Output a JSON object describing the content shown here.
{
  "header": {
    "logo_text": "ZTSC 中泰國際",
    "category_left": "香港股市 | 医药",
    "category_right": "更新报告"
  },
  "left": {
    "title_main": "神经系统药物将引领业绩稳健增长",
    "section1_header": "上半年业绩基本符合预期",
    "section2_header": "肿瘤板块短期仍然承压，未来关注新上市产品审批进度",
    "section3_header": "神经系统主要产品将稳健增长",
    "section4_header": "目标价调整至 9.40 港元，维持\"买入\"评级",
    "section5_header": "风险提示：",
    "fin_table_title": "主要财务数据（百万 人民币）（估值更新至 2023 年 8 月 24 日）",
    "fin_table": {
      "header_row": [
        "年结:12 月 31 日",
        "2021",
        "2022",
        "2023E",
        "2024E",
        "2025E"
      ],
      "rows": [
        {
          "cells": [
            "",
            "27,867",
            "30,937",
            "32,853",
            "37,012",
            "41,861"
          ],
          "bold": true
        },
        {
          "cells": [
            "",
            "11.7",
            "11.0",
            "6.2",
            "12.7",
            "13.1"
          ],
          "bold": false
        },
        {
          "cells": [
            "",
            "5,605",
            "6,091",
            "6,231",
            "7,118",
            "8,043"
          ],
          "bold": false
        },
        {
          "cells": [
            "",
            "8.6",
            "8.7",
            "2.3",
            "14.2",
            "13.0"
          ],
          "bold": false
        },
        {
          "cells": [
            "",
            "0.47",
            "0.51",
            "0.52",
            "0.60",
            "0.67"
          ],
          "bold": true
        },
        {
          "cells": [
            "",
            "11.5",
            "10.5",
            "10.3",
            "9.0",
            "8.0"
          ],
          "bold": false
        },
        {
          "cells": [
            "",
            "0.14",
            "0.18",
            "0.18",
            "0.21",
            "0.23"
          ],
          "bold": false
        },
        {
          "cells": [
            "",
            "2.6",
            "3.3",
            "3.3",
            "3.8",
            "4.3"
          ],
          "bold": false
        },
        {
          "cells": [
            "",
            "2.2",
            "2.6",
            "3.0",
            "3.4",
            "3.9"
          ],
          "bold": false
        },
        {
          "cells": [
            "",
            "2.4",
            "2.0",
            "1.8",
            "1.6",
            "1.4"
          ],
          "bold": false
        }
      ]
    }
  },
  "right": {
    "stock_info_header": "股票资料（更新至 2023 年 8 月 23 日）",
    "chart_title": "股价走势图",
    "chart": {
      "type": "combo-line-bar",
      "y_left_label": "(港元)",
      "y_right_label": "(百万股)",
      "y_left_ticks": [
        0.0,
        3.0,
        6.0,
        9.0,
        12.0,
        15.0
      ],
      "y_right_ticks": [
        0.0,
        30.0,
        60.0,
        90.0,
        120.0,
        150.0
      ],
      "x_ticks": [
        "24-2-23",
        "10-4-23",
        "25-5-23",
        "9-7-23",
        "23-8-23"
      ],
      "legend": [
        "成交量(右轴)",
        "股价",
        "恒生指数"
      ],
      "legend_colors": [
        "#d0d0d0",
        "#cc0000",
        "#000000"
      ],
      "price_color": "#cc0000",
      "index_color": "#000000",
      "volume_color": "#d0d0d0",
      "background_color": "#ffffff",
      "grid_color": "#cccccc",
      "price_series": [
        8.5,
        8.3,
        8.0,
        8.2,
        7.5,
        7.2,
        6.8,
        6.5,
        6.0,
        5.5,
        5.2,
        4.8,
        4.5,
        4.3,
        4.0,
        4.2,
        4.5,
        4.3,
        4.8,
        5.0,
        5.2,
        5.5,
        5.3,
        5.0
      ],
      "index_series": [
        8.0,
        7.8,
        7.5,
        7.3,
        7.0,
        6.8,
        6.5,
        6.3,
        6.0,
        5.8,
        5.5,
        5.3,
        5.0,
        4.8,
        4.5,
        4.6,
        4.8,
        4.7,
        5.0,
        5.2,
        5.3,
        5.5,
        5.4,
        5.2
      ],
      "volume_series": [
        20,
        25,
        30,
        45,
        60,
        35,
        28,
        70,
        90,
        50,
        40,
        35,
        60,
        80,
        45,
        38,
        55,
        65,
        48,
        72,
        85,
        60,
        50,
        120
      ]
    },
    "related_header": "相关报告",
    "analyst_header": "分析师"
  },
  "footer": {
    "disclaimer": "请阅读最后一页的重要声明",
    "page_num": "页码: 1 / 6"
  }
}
━━━━━━
Exercise aim
Recopy the entries above in their entirety, exactly.

Written answer
Output a JSON object describing the content shown here.
{
  "header": {
    "logo_text": "ZTSC 中泰國際",
    "category_left": "香港股市 | 医药",
    "category_right": "更新报告"
  },
  "left": {
    "title_main": "神经系统药物将引领业绩稳健增长",
    "section1_header": "上半年业绩基本符合预期",
    "section2_header": "肿瘤板块短期仍然承压，未来关注新上市产品审批进度",
    "section3_header": "神经系统主要产品将稳健增长",
    "section4_header": "目标价调整至 9.40 港元，维持\"买入\"评级",
    "section5_header": "风险提示：",
    "fin_table_title": "主要财务数据（百万 人民币）（估值更新至 2023 年 8 月 24 日）",
    "fin_table": {
      "header_row": [
        "年结:12 月 31 日",
        "2021",
        "2022",
        "2023E",
        "2024E",
        "2025E"
      ],
      "rows": [
        {
          "cells": [
            "",
            "27,867",
            "30,937",
            "32,853",
            "37,012",
            "41,861"
          ],
          "bold": true
        },
        {
          "cells": [
            "",
            "11.7",
            "11.0",
            "6.2",
            "12.7",
            "13.1"
          ],
          "bold": false
        },
        {
          "cells": [
            "",
            "5,605",
            "6,091",
            "6,231",
            "7,118",
            "8,043"
          ],
          "bold": false
        },
        {
          "cells": [
            "",
            "8.6",
            "8.7",
            "2.3",
            "14.2",
            "13.0"
          ],
          "bold": false
        },
        {
          "cells": [
            "",
            "0.47",
            "0.51",
            "0.52",
            "0.60",
            "0.67"
          ],
          "bold": true
        },
        {
          "cells": [
            "",
            "11.5",
            "10.5",
            "10.3",
            "9.0",
            "8.0"
          ],
          "bold": false
        },
        {
          "cells": [
            "",
            "0.14",
            "0.18",
            "0.18",
            "0.21",
            "0.23"
          ],
          "bold": false
        },
        {
          "cells": [
            "",
            "2.6",
            "3.3",
            "3.3",
            "3.8",
            "4.3"
          ],
          "bold": false
        },
        {
          "cells": [
            "",
            "2.2",
            "2.6",
            "3.0",
            "3.4",
            "3.9"
          ],
          "bold": false
        },
        {
          "cells": [
            "",
            "2.4",
            "2.0",
            "1.8",
            "1.6",
            "1.4"
          ],
          "bold": false
        }
      ]
    }
  },
  "right": {
    "stock_info_header": "股票资料（更新至 2023 年 8 月 23 日）",
    "chart_title": "股价走势图",
    "chart": {
      "type": "combo-line-bar",
      "y_left_label": "(港元)",
      "y_right_label": "(百万股)",
      "y_left_ticks": [
        0.0,
        3.0,
        6.0,
        9.0,
        12.0,
        15.0
      ],
      "y_right_ticks": [
        0.0,
        30.0,
        60.0,
        90.0,
        120.0,
        150.0
      ],
      "x_ticks": [
        "24-2-23",
        "10-4-23",
        "25-5-23",
        "9-7-23",
        "23-8-23"
      ],
      "legend": [
        "成交量(右轴)",
        "股价",
        "恒生指数"
      ],
      "legend_colors": [
        "#d0d0d0",
        "#cc0000",
        "#000000"
      ],
      "price_color": "#cc0000",
      "index_color": "#000000",
      "volume_color": "#d0d0d0",
      "background_color": "#ffffff",
      "grid_color": "#cccccc",
      "price_series": [
        8.5,
        8.3,
        8.0,
        8.2,
        7.5,
        7.2,
        6.8,
        6.5,
        6.0,
        5.5,
        5.2,
        4.8,
        4.5,
        4.3,
        4.0,
        4.2,
        4.5,
        4.3,
        4.8,
        5.0,
        5.2,
        5.5,
        5.3,
        5.0
      ],
      "index_series": [
        8.0,
        7.8,
        7.5,
        7.3,
        7.0,
        6.8,
        6.5,
        6.3,
        6.0,
        5.8,
        5.5,
        5.3,
        5.0,
        4.8,
        4.5,
        4.6,
        4.8,
        4.7,
        5.0,
        5.2,
        5.3,
        5.5,
        5.4,
        5.2
      ],
      "volume_series": [
        20,
        25,
        30,
        45,
        60,
        35,
        28,
        70,
        90,
        50,
        40,
        35,
        60,
        80,
        45,
        38,
        55,
        65,
        48,
        72,
        85,
        60,
        50,
        120
      ]
    },
    "related_header": "相关报告",
    "analyst_header": "分析师"
  },
  "footer": {
    "disclaimer": "请阅读最后一页的重要声明",
    "page_num": "页码: 1 / 6"
  }
}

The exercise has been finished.